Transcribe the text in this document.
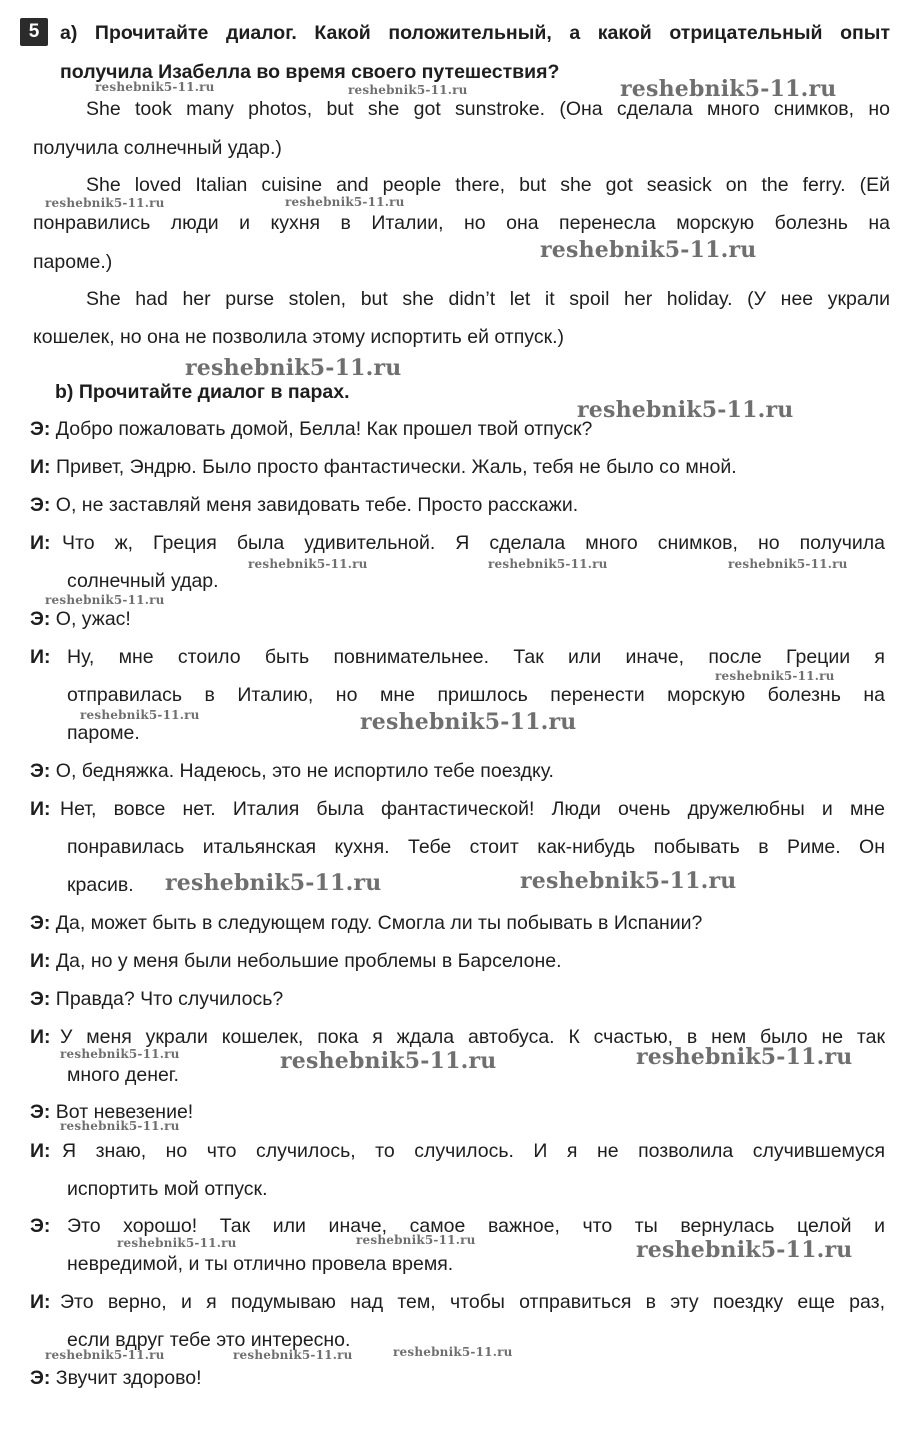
5	a) Прочитайте диалог. Какой положительный, а какой отрицательный опыт
получила Изабелла во время своего путешествия?
She took many photos, but she got sunstroke. (Она сделала много снимков, но
получила солнечный удар.)
She loved Italian cuisine and people there, but she got seasick on the ferry. (Ей
понравились люди и кухня в Италии, но она перенесла морскую болезнь на
пароме.)
She had her purse stolen, but she didn’t let it spoil her holiday. (У нее украли
кошелек, но она не позволила этому испортить ей отпуск.)
b) Прочитайте диалог в парах.
Э: Добро пожаловать домой, Белла! Как прошел твой отпуск?
И: Привет, Эндрю. Было просто фантастически. Жаль, тебя не было со мной.
Э: О, не заставляй меня завидовать тебе. Просто расскажи.
И: Что ж, Греция была удивительной. Я сделала много снимков, но получила
солнечный удар.
Э: О, ужас!
И: Ну, мне стоило быть повнимательнее. Так или иначе, после Греции я
отправилась в Италию, но мне пришлось перенести морскую болезнь на
пароме.
Э: О, бедняжка. Надеюсь, это не испортило тебе поездку.
И: Нет, вовсе нет. Италия была фантастической! Люди очень дружелюбны и мне
понравилась итальянская кухня. Тебе стоит как-нибудь побывать в Риме. Он
красив.
Э: Да, может быть в следующем году. Смогла ли ты побывать в Испании?
И: Да, но у меня были небольшие проблемы в Барселоне.
Э: Правда? Что случилось?
И: У меня украли кошелек, пока я ждала автобуса. К счастью, в нем было не так
много денег.
Э: Вот невезение!
И: Я знаю, но что случилось, то случилось. И я не позволила случившемуся
испортить мой отпуск.
Э: Это хорошо! Так или иначе, самое важное, что ты вернулась целой и
невредимой, и ты отлично провела время.
И: Это верно, и я подумываю над тем, чтобы отправиться в эту поездку еще раз,
если вдруг тебе это интересно.
Э: Звучит здорово!
reshebnik5-11.ru	reshebnik5-11.ru	reshebnik5-11.ru
reshebnik5-11.ru	reshebnik5-11.ru
reshebnik5-11.ru
reshebnik5-11.ru
reshebnik5-11.ru
reshebnik5-11.ru	reshebnik5-11.ru	reshebnik5-11.ru
reshebnik5-11.ru
reshebnik5-11.ru
reshebnik5-11.ru	reshebnik5-11.ru
reshebnik5-11.ru	reshebnik5-11.ru
reshebnik5-11.ru	reshebnik5-11.ru	reshebnik5-11.ru
reshebnik5-11.ru
reshebnik5-11.ru	reshebnik5-11.ru	reshebnik5-11.ru
reshebnik5-11.ru	reshebnik5-11.ru	reshebnik5-11.ru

Challenge » Working from the listing above, pick out every line that has "болезнь" and copy it.

The completed task »
понравились люди и кухня в Италии, но она перенесла морскую болезнь на
отправилась в Италию, но мне пришлось перенести морскую болезнь на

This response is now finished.